Retype the complete listing exactly as it appears.

Figure dataset records
********
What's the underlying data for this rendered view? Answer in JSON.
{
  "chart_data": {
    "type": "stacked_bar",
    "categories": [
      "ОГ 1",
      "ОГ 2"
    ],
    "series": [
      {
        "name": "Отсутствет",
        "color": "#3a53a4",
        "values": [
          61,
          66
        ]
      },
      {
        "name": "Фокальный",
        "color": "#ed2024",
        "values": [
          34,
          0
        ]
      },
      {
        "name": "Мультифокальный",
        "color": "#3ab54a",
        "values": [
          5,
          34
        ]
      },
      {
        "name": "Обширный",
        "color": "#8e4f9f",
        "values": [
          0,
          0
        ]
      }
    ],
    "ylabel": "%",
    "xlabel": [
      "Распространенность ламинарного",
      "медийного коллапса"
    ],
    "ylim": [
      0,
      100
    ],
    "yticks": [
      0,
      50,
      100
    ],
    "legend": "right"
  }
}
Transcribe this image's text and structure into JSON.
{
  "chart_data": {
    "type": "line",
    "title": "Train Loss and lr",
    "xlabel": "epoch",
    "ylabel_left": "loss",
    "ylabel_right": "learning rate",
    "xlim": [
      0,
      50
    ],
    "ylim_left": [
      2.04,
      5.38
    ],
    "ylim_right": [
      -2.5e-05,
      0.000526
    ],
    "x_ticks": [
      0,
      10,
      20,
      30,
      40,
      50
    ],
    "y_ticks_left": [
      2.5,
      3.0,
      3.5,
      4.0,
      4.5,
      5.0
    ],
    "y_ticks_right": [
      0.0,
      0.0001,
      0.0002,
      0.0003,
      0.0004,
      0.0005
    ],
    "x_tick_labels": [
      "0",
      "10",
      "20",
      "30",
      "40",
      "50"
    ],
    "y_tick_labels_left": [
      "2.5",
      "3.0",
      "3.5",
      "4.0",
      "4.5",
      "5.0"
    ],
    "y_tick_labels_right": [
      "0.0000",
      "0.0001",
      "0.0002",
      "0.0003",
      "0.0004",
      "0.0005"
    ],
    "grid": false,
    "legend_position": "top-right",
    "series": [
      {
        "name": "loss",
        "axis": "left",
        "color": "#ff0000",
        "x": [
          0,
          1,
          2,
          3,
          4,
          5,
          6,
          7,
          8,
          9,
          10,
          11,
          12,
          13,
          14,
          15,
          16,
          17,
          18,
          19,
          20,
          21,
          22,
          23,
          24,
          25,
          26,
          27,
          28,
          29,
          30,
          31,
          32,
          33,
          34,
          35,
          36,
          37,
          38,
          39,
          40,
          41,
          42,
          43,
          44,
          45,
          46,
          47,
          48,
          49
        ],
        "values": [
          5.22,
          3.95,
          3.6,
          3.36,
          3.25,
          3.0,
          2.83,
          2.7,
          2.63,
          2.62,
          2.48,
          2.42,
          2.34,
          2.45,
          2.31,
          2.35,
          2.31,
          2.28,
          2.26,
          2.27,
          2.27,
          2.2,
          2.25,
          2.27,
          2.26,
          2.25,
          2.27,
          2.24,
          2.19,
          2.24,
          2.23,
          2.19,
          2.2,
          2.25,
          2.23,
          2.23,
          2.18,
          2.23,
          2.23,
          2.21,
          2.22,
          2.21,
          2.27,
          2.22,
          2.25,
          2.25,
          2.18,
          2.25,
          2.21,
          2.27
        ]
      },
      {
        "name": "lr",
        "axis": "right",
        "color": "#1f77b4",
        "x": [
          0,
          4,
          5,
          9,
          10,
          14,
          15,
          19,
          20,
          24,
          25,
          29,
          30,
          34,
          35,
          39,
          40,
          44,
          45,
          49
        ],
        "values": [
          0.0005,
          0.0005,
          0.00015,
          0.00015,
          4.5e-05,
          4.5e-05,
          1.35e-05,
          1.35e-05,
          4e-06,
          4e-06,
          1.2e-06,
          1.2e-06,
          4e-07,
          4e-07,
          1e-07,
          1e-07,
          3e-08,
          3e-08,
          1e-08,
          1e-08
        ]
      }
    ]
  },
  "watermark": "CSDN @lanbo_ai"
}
********
# ANSWER TO THE PROBLEM
What's the underlying data for this rendered view? Answer in JSON.
{
  "chart_data": {
    "type": "stacked_bar",
    "categories": [
      "ОГ 1",
      "ОГ 2"
    ],
    "series": [
      {
        "name": "Отсутствет",
        "color": "#3a53a4",
        "values": [
          61,
          66
        ]
      },
      {
        "name": "Фокальный",
        "color": "#ed2024",
        "values": [
          34,
          0
        ]
      },
      {
        "name": "Мультифокальный",
        "color": "#3ab54a",
        "values": [
          5,
          34
        ]
      },
      {
        "name": "Обширный",
        "color": "#8e4f9f",
        "values": [
          0,
          0
        ]
      }
    ],
    "ylabel": "%",
    "xlabel": [
      "Распространенность ламинарного",
      "медийного коллапса"
    ],
    "ylim": [
      0,
      100
    ],
    "yticks": [
      0,
      50,
      100
    ],
    "legend": "right"
  }
}
Transcribe this image's text and structure into JSON.
{
  "chart_data": {
    "type": "line",
    "title": "Train Loss and lr",
    "xlabel": "epoch",
    "ylabel_left": "loss",
    "ylabel_right": "learning rate",
    "xlim": [
      0,
      50
    ],
    "ylim_left": [
      2.04,
      5.38
    ],
    "ylim_right": [
      -2.5e-05,
      0.000526
    ],
    "x_ticks": [
      0,
      10,
      20,
      30,
      40,
      50
    ],
    "y_ticks_left": [
      2.5,
      3.0,
      3.5,
      4.0,
      4.5,
      5.0
    ],
    "y_ticks_right": [
      0.0,
      0.0001,
      0.0002,
      0.0003,
      0.0004,
      0.0005
    ],
    "x_tick_labels": [
      "0",
      "10",
      "20",
      "30",
      "40",
      "50"
    ],
    "y_tick_labels_left": [
      "2.5",
      "3.0",
      "3.5",
      "4.0",
      "4.5",
      "5.0"
    ],
    "y_tick_labels_right": [
      "0.0000",
      "0.0001",
      "0.0002",
      "0.0003",
      "0.0004",
      "0.0005"
    ],
    "grid": false,
    "legend_position": "top-right",
    "series": [
      {
        "name": "loss",
        "axis": "left",
        "color": "#ff0000",
        "x": [
          0,
          1,
          2,
          3,
          4,
          5,
          6,
          7,
          8,
          9,
          10,
          11,
          12,
          13,
          14,
          15,
          16,
          17,
          18,
          19,
          20,
          21,
          22,
          23,
          24,
          25,
          26,
          27,
          28,
          29,
          30,
          31,
          32,
          33,
          34,
          35,
          36,
          37,
          38,
          39,
          40,
          41,
          42,
          43,
          44,
          45,
          46,
          47,
          48,
          49
        ],
        "values": [
          5.22,
          3.95,
          3.6,
          3.36,
          3.25,
          3.0,
          2.83,
          2.7,
          2.63,
          2.62,
          2.48,
          2.42,
          2.34,
          2.45,
          2.31,
          2.35,
          2.31,
          2.28,
          2.26,
          2.27,
          2.27,
          2.2,
          2.25,
          2.27,
          2.26,
          2.25,
          2.27,
          2.24,
          2.19,
          2.24,
          2.23,
          2.19,
          2.2,
          2.25,
          2.23,
          2.23,
          2.18,
          2.23,
          2.23,
          2.21,
          2.22,
          2.21,
          2.27,
          2.22,
          2.25,
          2.25,
          2.18,
          2.25,
          2.21,
          2.27
        ]
      },
      {
        "name": "lr",
        "axis": "right",
        "color": "#1f77b4",
        "x": [
          0,
          4,
          5,
          9,
          10,
          14,
          15,
          19,
          20,
          24,
          25,
          29,
          30,
          34,
          35,
          39,
          40,
          44,
          45,
          49
        ],
        "values": [
          0.0005,
          0.0005,
          0.00015,
          0.00015,
          4.5e-05,
          4.5e-05,
          1.35e-05,
          1.35e-05,
          4e-06,
          4e-06,
          1.2e-06,
          1.2e-06,
          4e-07,
          4e-07,
          1e-07,
          1e-07,
          3e-08,
          3e-08,
          1e-08,
          1e-08
        ]
      }
    ]
  },
  "watermark": "CSDN @lanbo_ai"
}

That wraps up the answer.